⟨
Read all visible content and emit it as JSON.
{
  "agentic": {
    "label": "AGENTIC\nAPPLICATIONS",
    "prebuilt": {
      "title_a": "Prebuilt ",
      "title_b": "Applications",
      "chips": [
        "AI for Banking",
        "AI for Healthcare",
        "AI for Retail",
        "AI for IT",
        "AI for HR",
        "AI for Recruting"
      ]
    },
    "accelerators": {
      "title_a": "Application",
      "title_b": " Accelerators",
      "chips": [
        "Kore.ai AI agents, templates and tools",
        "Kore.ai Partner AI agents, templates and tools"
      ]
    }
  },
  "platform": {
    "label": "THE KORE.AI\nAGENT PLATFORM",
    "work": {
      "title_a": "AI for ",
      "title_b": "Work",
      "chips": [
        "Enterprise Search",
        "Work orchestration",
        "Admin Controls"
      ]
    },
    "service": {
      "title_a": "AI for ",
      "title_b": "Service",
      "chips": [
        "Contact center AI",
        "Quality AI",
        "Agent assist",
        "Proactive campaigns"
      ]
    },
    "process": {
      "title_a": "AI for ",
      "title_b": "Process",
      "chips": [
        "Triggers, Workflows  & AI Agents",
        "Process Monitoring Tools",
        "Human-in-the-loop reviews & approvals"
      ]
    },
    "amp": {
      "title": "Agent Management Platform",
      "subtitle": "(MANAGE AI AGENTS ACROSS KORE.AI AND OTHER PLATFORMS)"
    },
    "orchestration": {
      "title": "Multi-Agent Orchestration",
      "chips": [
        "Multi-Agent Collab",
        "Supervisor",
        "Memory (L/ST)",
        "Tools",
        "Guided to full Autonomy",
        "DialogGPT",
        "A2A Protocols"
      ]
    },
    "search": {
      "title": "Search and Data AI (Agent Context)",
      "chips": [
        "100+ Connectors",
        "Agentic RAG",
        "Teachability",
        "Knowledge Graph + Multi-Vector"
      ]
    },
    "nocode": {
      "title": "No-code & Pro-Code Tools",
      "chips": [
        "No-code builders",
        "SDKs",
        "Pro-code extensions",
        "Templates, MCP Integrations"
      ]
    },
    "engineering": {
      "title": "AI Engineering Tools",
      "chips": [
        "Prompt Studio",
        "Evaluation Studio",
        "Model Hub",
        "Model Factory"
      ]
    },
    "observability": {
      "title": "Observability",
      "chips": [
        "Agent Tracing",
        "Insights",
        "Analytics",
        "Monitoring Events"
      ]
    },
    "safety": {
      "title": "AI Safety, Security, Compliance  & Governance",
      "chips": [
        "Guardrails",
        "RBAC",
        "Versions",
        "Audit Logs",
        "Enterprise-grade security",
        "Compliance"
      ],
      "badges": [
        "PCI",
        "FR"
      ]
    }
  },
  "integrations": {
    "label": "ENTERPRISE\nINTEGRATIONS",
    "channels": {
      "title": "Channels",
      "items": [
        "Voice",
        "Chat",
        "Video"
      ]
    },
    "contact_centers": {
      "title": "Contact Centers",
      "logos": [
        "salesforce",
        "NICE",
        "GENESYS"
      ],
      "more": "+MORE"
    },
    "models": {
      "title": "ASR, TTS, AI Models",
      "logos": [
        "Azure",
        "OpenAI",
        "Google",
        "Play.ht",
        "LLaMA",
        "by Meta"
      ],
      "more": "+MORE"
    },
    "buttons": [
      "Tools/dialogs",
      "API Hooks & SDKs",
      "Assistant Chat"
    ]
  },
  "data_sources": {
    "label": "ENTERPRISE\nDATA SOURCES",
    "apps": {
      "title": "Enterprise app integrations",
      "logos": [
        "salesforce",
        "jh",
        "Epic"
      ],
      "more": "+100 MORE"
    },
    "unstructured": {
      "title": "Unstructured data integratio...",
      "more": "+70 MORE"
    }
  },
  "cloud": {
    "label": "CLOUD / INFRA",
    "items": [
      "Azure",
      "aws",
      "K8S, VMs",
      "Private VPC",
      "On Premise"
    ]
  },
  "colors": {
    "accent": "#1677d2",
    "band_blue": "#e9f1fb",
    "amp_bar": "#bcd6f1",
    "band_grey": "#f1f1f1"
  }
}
⟩
> Task objective
Give the records again, complete and exact.

> Your solution
Read all visible content and emit it as JSON.
{
  "agentic": {
    "label": "AGENTIC\nAPPLICATIONS",
    "prebuilt": {
      "title_a": "Prebuilt ",
      "title_b": "Applications",
      "chips": [
        "AI for Banking",
        "AI for Healthcare",
        "AI for Retail",
        "AI for IT",
        "AI for HR",
        "AI for Recruting"
      ]
    },
    "accelerators": {
      "title_a": "Application",
      "title_b": " Accelerators",
      "chips": [
        "Kore.ai AI agents, templates and tools",
        "Kore.ai Partner AI agents, templates and tools"
      ]
    }
  },
  "platform": {
    "label": "THE KORE.AI\nAGENT PLATFORM",
    "work": {
      "title_a": "AI for ",
      "title_b": "Work",
      "chips": [
        "Enterprise Search",
        "Work orchestration",
        "Admin Controls"
      ]
    },
    "service": {
      "title_a": "AI for ",
      "title_b": "Service",
      "chips": [
        "Contact center AI",
        "Quality AI",
        "Agent assist",
        "Proactive campaigns"
      ]
    },
    "process": {
      "title_a": "AI for ",
      "title_b": "Process",
      "chips": [
        "Triggers, Workflows  & AI Agents",
        "Process Monitoring Tools",
        "Human-in-the-loop reviews & approvals"
      ]
    },
    "amp": {
      "title": "Agent Management Platform",
      "subtitle": "(MANAGE AI AGENTS ACROSS KORE.AI AND OTHER PLATFORMS)"
    },
    "orchestration": {
      "title": "Multi-Agent Orchestration",
      "chips": [
        "Multi-Agent Collab",
        "Supervisor",
        "Memory (L/ST)",
        "Tools",
        "Guided to full Autonomy",
        "DialogGPT",
        "A2A Protocols"
      ]
    },
    "search": {
      "title": "Search and Data AI (Agent Context)",
      "chips": [
        "100+ Connectors",
        "Agentic RAG",
        "Teachability",
        "Knowledge Graph + Multi-Vector"
      ]
    },
    "nocode": {
      "title": "No-code & Pro-Code Tools",
      "chips": [
        "No-code builders",
        "SDKs",
        "Pro-code extensions",
        "Templates, MCP Integrations"
      ]
    },
    "engineering": {
      "title": "AI Engineering Tools",
      "chips": [
        "Prompt Studio",
        "Evaluation Studio",
        "Model Hub",
        "Model Factory"
      ]
    },
    "observability": {
      "title": "Observability",
      "chips": [
        "Agent Tracing",
        "Insights",
        "Analytics",
        "Monitoring Events"
      ]
    },
    "safety": {
      "title": "AI Safety, Security, Compliance  & Governance",
      "chips": [
        "Guardrails",
        "RBAC",
        "Versions",
        "Audit Logs",
        "Enterprise-grade security",
        "Compliance"
      ],
      "badges": [
        "PCI",
        "FR"
      ]
    }
  },
  "integrations": {
    "label": "ENTERPRISE\nINTEGRATIONS",
    "channels": {
      "title": "Channels",
      "items": [
        "Voice",
        "Chat",
        "Video"
      ]
    },
    "contact_centers": {
      "title": "Contact Centers",
      "logos": [
        "salesforce",
        "NICE",
        "GENESYS"
      ],
      "more": "+MORE"
    },
    "models": {
      "title": "ASR, TTS, AI Models",
      "logos": [
        "Azure",
        "OpenAI",
        "Google",
        "Play.ht",
        "LLaMA",
        "by Meta"
      ],
      "more": "+MORE"
    },
    "buttons": [
      "Tools/dialogs",
      "API Hooks & SDKs",
      "Assistant Chat"
    ]
  },
  "data_sources": {
    "label": "ENTERPRISE\nDATA SOURCES",
    "apps": {
      "title": "Enterprise app integrations",
      "logos": [
        "salesforce",
        "jh",
        "Epic"
      ],
      "more": "+100 MORE"
    },
    "unstructured": {
      "title": "Unstructured data integratio...",
      "more": "+70 MORE"
    }
  },
  "cloud": {
    "label": "CLOUD / INFRA",
    "items": [
      "Azure",
      "aws",
      "K8S, VMs",
      "Private VPC",
      "On Premise"
    ]
  },
  "colors": {
    "accent": "#1677d2",
    "band_blue": "#e9f1fb",
    "amp_bar": "#bcd6f1",
    "band_grey": "#f1f1f1"
  }
}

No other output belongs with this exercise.